__Problem__: Return the records that follow, matching each one exactly.

=====

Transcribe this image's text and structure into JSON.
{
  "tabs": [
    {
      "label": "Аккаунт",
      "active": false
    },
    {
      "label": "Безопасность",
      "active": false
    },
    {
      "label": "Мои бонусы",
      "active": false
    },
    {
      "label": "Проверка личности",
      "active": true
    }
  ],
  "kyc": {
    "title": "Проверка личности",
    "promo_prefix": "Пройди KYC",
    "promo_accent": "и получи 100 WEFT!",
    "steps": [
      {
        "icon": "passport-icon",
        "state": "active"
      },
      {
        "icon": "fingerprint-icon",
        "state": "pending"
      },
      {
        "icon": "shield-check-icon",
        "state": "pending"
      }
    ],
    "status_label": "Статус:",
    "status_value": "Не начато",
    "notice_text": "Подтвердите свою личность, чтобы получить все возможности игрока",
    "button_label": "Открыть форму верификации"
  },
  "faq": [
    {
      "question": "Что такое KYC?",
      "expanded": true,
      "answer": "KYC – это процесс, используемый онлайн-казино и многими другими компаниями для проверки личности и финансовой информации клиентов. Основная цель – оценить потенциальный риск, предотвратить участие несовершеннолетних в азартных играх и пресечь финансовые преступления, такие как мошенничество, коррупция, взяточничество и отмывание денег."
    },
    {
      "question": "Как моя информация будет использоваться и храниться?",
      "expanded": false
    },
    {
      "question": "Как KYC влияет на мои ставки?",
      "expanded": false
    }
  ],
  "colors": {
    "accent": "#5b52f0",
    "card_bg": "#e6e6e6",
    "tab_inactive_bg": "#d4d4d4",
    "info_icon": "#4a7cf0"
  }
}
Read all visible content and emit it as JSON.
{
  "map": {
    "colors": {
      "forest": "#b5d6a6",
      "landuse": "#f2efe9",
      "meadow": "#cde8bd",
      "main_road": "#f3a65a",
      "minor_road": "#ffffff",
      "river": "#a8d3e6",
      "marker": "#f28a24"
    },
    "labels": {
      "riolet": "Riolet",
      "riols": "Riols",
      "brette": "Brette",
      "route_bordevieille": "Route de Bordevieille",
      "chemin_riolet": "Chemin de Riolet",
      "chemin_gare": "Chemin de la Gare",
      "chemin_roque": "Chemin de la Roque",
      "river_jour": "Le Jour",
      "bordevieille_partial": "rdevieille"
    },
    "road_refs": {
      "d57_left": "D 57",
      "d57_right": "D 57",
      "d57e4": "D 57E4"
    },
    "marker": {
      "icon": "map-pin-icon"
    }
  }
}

=====

__Response for this exercise__:
Transcribe this image's text and structure into JSON.
{
  "tabs": [
    {
      "label": "Аккаунт",
      "active": false
    },
    {
      "label": "Безопасность",
      "active": false
    },
    {
      "label": "Мои бонусы",
      "active": false
    },
    {
      "label": "Проверка личности",
      "active": true
    }
  ],
  "kyc": {
    "title": "Проверка личности",
    "promo_prefix": "Пройди KYC",
    "promo_accent": "и получи 100 WEFT!",
    "steps": [
      {
        "icon": "passport-icon",
        "state": "active"
      },
      {
        "icon": "fingerprint-icon",
        "state": "pending"
      },
      {
        "icon": "shield-check-icon",
        "state": "pending"
      }
    ],
    "status_label": "Статус:",
    "status_value": "Не начато",
    "notice_text": "Подтвердите свою личность, чтобы получить все возможности игрока",
    "button_label": "Открыть форму верификации"
  },
  "faq": [
    {
      "question": "Что такое KYC?",
      "expanded": true,
      "answer": "KYC – это процесс, используемый онлайн-казино и многими другими компаниями для проверки личности и финансовой информации клиентов. Основная цель – оценить потенциальный риск, предотвратить участие несовершеннолетних в азартных играх и пресечь финансовые преступления, такие как мошенничество, коррупция, взяточничество и отмывание денег."
    },
    {
      "question": "Как моя информация будет использоваться и храниться?",
      "expanded": false
    },
    {
      "question": "Как KYC влияет на мои ставки?",
      "expanded": false
    }
  ],
  "colors": {
    "accent": "#5b52f0",
    "card_bg": "#e6e6e6",
    "tab_inactive_bg": "#d4d4d4",
    "info_icon": "#4a7cf0"
  }
}
Read all visible content and emit it as JSON.
{
  "map": {
    "colors": {
      "forest": "#b5d6a6",
      "landuse": "#f2efe9",
      "meadow": "#cde8bd",
      "main_road": "#f3a65a",
      "minor_road": "#ffffff",
      "river": "#a8d3e6",
      "marker": "#f28a24"
    },
    "labels": {
      "riolet": "Riolet",
      "riols": "Riols",
      "brette": "Brette",
      "route_bordevieille": "Route de Bordevieille",
      "chemin_riolet": "Chemin de Riolet",
      "chemin_gare": "Chemin de la Gare",
      "chemin_roque": "Chemin de la Roque",
      "river_jour": "Le Jour",
      "bordevieille_partial": "rdevieille"
    },
    "road_refs": {
      "d57_left": "D 57",
      "d57_right": "D 57",
      "d57e4": "D 57E4"
    },
    "marker": {
      "icon": "map-pin-icon"
    }
  }
}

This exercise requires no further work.